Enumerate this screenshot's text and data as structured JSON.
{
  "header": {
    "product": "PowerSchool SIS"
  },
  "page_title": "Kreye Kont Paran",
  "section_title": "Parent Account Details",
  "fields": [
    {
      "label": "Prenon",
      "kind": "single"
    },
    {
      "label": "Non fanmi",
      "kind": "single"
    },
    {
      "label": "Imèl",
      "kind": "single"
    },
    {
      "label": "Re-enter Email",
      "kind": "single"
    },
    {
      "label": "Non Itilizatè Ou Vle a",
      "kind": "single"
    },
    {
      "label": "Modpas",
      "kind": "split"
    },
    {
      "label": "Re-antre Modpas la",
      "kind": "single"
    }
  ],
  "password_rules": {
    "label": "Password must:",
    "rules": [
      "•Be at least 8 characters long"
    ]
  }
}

■ SET PROBLEM: Return the entries in full, keeping every line exactly as it is.

■ RESULT FOR THIS TASK:
Enumerate this screenshot's text and data as structured JSON.
{
  "header": {
    "product": "PowerSchool SIS"
  },
  "page_title": "Kreye Kont Paran",
  "section_title": "Parent Account Details",
  "fields": [
    {
      "label": "Prenon",
      "kind": "single"
    },
    {
      "label": "Non fanmi",
      "kind": "single"
    },
    {
      "label": "Imèl",
      "kind": "single"
    },
    {
      "label": "Re-enter Email",
      "kind": "single"
    },
    {
      "label": "Non Itilizatè Ou Vle a",
      "kind": "single"
    },
    {
      "label": "Modpas",
      "kind": "split"
    },
    {
      "label": "Re-antre Modpas la",
      "kind": "single"
    }
  ],
  "password_rules": {
    "label": "Password must:",
    "rules": [
      "•Be at least 8 characters long"
    ]
  }
}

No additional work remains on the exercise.